Set task:
Reproduce all of the data exactly.

Input data:

- - -

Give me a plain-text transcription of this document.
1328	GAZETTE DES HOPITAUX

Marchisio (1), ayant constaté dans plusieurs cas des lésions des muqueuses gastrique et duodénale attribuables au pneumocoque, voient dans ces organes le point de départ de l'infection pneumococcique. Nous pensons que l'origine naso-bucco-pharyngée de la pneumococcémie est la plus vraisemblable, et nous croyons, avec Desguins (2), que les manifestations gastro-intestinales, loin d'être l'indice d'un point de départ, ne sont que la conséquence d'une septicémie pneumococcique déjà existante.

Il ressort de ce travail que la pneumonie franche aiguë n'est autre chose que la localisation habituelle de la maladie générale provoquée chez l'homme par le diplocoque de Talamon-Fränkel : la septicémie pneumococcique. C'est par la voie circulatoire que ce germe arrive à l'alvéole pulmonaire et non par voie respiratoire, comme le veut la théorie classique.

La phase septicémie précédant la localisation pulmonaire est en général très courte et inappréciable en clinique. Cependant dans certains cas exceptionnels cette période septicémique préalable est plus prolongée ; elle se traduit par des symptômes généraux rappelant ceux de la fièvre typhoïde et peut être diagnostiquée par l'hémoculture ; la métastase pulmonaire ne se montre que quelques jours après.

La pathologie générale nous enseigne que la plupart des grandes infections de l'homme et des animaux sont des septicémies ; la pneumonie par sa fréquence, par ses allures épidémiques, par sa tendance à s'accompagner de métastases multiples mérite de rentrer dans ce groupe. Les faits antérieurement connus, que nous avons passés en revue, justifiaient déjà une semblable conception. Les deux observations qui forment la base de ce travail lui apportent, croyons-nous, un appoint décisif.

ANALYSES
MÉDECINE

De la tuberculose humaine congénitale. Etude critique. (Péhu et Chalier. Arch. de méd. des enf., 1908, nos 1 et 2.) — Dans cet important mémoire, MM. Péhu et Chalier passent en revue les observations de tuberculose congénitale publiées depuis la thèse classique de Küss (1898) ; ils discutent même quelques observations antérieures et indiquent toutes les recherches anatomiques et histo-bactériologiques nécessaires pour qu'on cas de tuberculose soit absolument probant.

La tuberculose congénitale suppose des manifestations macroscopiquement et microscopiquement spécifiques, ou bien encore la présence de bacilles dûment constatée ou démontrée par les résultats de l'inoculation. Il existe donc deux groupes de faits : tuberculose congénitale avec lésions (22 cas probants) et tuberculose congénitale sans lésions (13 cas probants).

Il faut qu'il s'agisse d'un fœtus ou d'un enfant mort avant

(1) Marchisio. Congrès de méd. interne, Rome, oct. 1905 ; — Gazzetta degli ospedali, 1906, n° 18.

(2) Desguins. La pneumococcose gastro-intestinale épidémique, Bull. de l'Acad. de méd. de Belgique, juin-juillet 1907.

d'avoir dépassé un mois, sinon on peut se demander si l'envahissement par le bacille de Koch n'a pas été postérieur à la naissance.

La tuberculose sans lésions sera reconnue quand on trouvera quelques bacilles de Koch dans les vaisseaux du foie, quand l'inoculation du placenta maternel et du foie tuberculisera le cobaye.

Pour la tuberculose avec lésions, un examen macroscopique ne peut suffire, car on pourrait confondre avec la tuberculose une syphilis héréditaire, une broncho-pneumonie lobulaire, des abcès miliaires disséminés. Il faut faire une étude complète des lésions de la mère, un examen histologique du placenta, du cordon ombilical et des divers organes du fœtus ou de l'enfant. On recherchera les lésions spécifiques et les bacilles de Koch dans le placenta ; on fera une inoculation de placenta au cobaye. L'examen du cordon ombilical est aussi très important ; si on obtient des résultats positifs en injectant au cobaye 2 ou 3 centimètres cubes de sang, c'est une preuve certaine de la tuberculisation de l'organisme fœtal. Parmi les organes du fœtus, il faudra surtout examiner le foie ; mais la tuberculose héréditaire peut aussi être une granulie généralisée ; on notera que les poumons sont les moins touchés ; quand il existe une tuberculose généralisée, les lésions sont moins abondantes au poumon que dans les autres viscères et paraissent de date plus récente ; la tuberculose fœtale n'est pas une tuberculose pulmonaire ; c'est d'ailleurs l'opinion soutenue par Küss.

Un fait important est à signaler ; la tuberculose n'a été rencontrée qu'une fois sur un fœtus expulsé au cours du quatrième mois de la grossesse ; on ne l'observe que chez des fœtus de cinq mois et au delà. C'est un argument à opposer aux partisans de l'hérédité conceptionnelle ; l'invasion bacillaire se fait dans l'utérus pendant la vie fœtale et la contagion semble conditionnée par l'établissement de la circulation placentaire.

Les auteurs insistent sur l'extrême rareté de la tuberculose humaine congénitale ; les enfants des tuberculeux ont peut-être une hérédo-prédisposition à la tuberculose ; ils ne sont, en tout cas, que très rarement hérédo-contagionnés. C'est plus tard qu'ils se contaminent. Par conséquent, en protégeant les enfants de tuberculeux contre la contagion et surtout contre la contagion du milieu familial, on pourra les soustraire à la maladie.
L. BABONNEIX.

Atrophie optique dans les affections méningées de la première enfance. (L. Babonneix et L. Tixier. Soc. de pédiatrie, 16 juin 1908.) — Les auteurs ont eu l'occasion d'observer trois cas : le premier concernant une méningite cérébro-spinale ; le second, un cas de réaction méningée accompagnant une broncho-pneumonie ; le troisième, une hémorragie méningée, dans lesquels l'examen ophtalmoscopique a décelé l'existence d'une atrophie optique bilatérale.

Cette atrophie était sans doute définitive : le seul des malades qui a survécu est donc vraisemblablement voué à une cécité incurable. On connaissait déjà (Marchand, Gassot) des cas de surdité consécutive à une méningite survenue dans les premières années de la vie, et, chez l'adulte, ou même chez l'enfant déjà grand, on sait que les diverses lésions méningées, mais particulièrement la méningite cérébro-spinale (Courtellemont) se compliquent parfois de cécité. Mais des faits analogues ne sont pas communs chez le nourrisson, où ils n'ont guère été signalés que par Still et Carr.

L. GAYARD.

- - -

Exercise answer:
Give me a plain-text transcription of this document.
1328	GAZETTE DES HOPITAUX

Marchisio (1), ayant constaté dans plusieurs cas des lésions des muqueuses gastrique et duodénale attribuables au pneumocoque, voient dans ces organes le point de départ de l'infection pneumococcique. Nous pensons que l'origine naso-bucco-pharyngée de la pneumococcémie est la plus vraisemblable, et nous croyons, avec Desguins (2), que les manifestations gastro-intestinales, loin d'être l'indice d'un point de départ, ne sont que la conséquence d'une septicémie pneumococcique déjà existante.

Il ressort de ce travail que la pneumonie franche aiguë n'est autre chose que la localisation habituelle de la maladie générale provoquée chez l'homme par le diplocoque de Talamon-Fränkel : la septicémie pneumococcique. C'est par la voie circulatoire que ce germe arrive à l'alvéole pulmonaire et non par voie respiratoire, comme le veut la théorie classique.

La phase septicémie précédant la localisation pulmonaire est en général très courte et inappréciable en clinique. Cependant dans certains cas exceptionnels cette période septicémique préalable est plus prolongée ; elle se traduit par des symptômes généraux rappelant ceux de la fièvre typhoïde et peut être diagnostiquée par l'hémoculture ; la métastase pulmonaire ne se montre que quelques jours après.

La pathologie générale nous enseigne que la plupart des grandes infections de l'homme et des animaux sont des septicémies ; la pneumonie par sa fréquence, par ses allures épidémiques, par sa tendance à s'accompagner de métastases multiples mérite de rentrer dans ce groupe. Les faits antérieurement connus, que nous avons passés en revue, justifiaient déjà une semblable conception. Les deux observations qui forment la base de ce travail lui apportent, croyons-nous, un appoint décisif.

ANALYSES
MÉDECINE

De la tuberculose humaine congénitale. Etude critique. (Péhu et Chalier. Arch. de méd. des enf., 1908, nos 1 et 2.) — Dans cet important mémoire, MM. Péhu et Chalier passent en revue les observations de tuberculose congénitale publiées depuis la thèse classique de Küss (1898) ; ils discutent même quelques observations antérieures et indiquent toutes les recherches anatomiques et histo-bactériologiques nécessaires pour qu'on cas de tuberculose soit absolument probant.

La tuberculose congénitale suppose des manifestations macroscopiquement et microscopiquement spécifiques, ou bien encore la présence de bacilles dûment constatée ou démontrée par les résultats de l'inoculation. Il existe donc deux groupes de faits : tuberculose congénitale avec lésions (22 cas probants) et tuberculose congénitale sans lésions (13 cas probants).

Il faut qu'il s'agisse d'un fœtus ou d'un enfant mort avant

(1) Marchisio. Congrès de méd. interne, Rome, oct. 1905 ; — Gazzetta degli ospedali, 1906, n° 18.

(2) Desguins. La pneumococcose gastro-intestinale épidémique, Bull. de l'Acad. de méd. de Belgique, juin-juillet 1907.

d'avoir dépassé un mois, sinon on peut se demander si l'envahissement par le bacille de Koch n'a pas été postérieur à la naissance.

La tuberculose sans lésions sera reconnue quand on trouvera quelques bacilles de Koch dans les vaisseaux du foie, quand l'inoculation du placenta maternel et du foie tuberculisera le cobaye.

Pour la tuberculose avec lésions, un examen macroscopique ne peut suffire, car on pourrait confondre avec la tuberculose une syphilis héréditaire, une broncho-pneumonie lobulaire, des abcès miliaires disséminés. Il faut faire une étude complète des lésions de la mère, un examen histologique du placenta, du cordon ombilical et des divers organes du fœtus ou de l'enfant. On recherchera les lésions spécifiques et les bacilles de Koch dans le placenta ; on fera une inoculation de placenta au cobaye. L'examen du cordon ombilical est aussi très important ; si on obtient des résultats positifs en injectant au cobaye 2 ou 3 centimètres cubes de sang, c'est une preuve certaine de la tuberculisation de l'organisme fœtal. Parmi les organes du fœtus, il faudra surtout examiner le foie ; mais la tuberculose héréditaire peut aussi être une granulie généralisée ; on notera que les poumons sont les moins touchés ; quand il existe une tuberculose généralisée, les lésions sont moins abondantes au poumon que dans les autres viscères et paraissent de date plus récente ; la tuberculose fœtale n'est pas une tuberculose pulmonaire ; c'est d'ailleurs l'opinion soutenue par Küss.

Un fait important est à signaler ; la tuberculose n'a été rencontrée qu'une fois sur un fœtus expulsé au cours du quatrième mois de la grossesse ; on ne l'observe que chez des fœtus de cinq mois et au delà. C'est un argument à opposer aux partisans de l'hérédité conceptionnelle ; l'invasion bacillaire se fait dans l'utérus pendant la vie fœtale et la contagion semble conditionnée par l'établissement de la circulation placentaire.

Les auteurs insistent sur l'extrême rareté de la tuberculose humaine congénitale ; les enfants des tuberculeux ont peut-être une hérédo-prédisposition à la tuberculose ; ils ne sont, en tout cas, que très rarement hérédo-contagionnés. C'est plus tard qu'ils se contaminent. Par conséquent, en protégeant les enfants de tuberculeux contre la contagion et surtout contre la contagion du milieu familial, on pourra les soustraire à la maladie.
L. BABONNEIX.

Atrophie optique dans les affections méningées de la première enfance. (L. Babonneix et L. Tixier. Soc. de pédiatrie, 16 juin 1908.) — Les auteurs ont eu l'occasion d'observer trois cas : le premier concernant une méningite cérébro-spinale ; le second, un cas de réaction méningée accompagnant une broncho-pneumonie ; le troisième, une hémorragie méningée, dans lesquels l'examen ophtalmoscopique a décelé l'existence d'une atrophie optique bilatérale.

Cette atrophie était sans doute définitive : le seul des malades qui a survécu est donc vraisemblablement voué à une cécité incurable. On connaissait déjà (Marchand, Gassot) des cas de surdité consécutive à une méningite survenue dans les premières années de la vie, et, chez l'adulte, ou même chez l'enfant déjà grand, on sait que les diverses lésions méningées, mais particulièrement la méningite cérébro-spinale (Courtellemont) se compliquent parfois de cécité. Mais des faits analogues ne sont pas communs chez le nourrisson, où ils n'ont guère été signalés que par Still et Carr.

L. GAYARD.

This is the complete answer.